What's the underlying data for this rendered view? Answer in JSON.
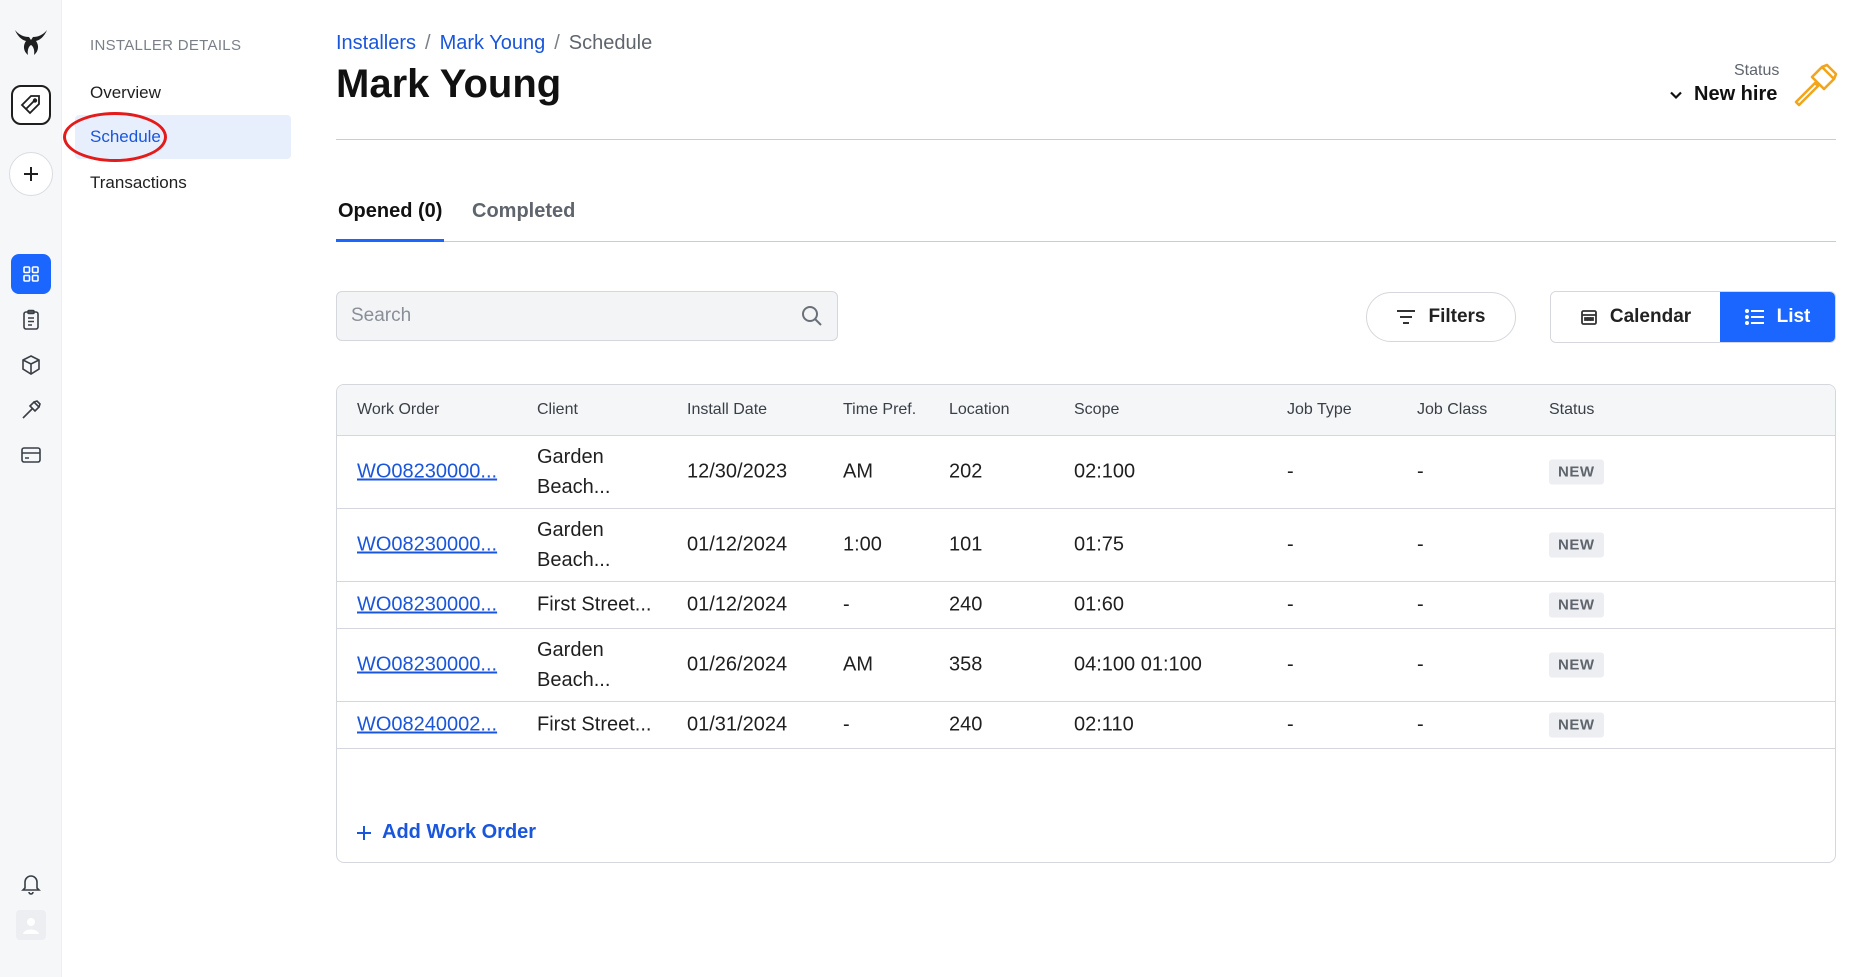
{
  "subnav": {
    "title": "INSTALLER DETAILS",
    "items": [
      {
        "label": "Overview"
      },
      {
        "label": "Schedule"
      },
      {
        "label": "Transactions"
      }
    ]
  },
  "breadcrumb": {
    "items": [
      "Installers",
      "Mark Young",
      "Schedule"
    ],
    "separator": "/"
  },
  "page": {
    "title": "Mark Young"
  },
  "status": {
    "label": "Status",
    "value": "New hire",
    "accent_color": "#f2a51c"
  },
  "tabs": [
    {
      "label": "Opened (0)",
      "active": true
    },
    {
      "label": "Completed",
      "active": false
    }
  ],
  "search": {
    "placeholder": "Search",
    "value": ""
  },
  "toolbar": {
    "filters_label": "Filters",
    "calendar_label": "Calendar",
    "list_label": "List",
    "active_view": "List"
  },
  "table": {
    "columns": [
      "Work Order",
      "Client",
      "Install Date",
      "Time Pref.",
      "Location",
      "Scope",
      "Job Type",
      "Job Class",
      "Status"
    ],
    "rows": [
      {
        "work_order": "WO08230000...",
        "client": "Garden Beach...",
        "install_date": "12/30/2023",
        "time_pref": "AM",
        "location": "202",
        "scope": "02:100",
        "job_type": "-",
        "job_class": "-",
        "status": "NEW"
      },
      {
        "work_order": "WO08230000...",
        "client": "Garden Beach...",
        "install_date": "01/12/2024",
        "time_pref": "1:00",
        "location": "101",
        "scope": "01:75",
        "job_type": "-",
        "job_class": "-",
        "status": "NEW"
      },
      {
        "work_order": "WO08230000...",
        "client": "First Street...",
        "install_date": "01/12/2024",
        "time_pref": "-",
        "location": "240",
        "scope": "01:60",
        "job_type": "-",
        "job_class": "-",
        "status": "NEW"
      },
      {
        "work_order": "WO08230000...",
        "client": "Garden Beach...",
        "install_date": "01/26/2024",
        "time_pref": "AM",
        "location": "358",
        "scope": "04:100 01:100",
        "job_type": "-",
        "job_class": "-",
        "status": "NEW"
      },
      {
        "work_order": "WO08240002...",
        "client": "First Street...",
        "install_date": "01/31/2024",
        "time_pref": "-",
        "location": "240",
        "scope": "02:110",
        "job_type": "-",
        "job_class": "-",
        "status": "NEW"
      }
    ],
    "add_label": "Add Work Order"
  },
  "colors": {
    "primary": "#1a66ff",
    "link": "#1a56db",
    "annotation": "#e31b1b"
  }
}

--

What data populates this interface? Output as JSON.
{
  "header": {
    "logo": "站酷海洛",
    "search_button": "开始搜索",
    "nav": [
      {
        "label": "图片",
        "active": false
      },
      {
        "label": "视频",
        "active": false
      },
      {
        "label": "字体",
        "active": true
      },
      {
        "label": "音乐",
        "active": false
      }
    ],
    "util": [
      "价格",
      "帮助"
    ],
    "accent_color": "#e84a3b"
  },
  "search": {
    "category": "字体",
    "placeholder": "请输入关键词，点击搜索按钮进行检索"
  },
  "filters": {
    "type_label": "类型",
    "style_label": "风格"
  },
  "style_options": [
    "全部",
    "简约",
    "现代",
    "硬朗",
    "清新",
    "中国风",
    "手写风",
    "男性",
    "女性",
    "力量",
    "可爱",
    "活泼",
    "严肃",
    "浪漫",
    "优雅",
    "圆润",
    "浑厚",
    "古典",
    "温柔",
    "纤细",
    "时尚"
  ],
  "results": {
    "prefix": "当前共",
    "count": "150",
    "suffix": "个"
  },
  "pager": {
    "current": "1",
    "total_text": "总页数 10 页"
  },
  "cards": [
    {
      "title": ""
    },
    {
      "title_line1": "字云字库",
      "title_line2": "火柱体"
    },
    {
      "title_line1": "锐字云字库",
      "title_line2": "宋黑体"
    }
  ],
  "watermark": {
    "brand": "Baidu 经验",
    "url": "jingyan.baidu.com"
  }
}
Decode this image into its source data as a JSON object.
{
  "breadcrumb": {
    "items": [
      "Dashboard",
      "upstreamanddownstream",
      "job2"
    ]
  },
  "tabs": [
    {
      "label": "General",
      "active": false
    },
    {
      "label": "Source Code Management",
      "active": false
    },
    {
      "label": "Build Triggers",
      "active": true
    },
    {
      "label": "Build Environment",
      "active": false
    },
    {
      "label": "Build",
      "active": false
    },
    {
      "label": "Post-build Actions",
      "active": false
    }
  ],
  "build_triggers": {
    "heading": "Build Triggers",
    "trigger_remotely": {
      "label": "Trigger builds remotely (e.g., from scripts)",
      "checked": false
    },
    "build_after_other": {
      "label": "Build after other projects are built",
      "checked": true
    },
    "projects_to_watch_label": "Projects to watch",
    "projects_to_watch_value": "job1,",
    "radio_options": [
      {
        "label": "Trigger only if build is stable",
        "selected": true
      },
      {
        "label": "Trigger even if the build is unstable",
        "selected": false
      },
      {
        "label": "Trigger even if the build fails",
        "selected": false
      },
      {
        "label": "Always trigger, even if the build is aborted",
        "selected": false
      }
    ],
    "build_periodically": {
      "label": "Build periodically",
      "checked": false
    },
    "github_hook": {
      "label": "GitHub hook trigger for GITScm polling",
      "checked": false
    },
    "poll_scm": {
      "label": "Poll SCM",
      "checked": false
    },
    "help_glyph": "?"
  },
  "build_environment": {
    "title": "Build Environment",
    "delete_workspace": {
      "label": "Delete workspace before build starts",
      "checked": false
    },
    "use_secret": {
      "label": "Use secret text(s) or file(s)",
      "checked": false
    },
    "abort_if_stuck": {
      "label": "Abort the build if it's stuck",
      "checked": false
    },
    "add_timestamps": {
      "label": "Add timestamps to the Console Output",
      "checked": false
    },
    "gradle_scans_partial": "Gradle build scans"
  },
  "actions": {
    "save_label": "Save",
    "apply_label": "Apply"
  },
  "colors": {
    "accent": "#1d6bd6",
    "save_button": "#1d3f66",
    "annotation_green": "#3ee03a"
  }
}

▶ **Aim of the exercise**: Pull out every line in the data above that has the word "placeholder".

▶ **Response for this exercise**:
    "placeholder": "Search",
    "placeholder": "请输入关键词，点击搜索按钮进行检索"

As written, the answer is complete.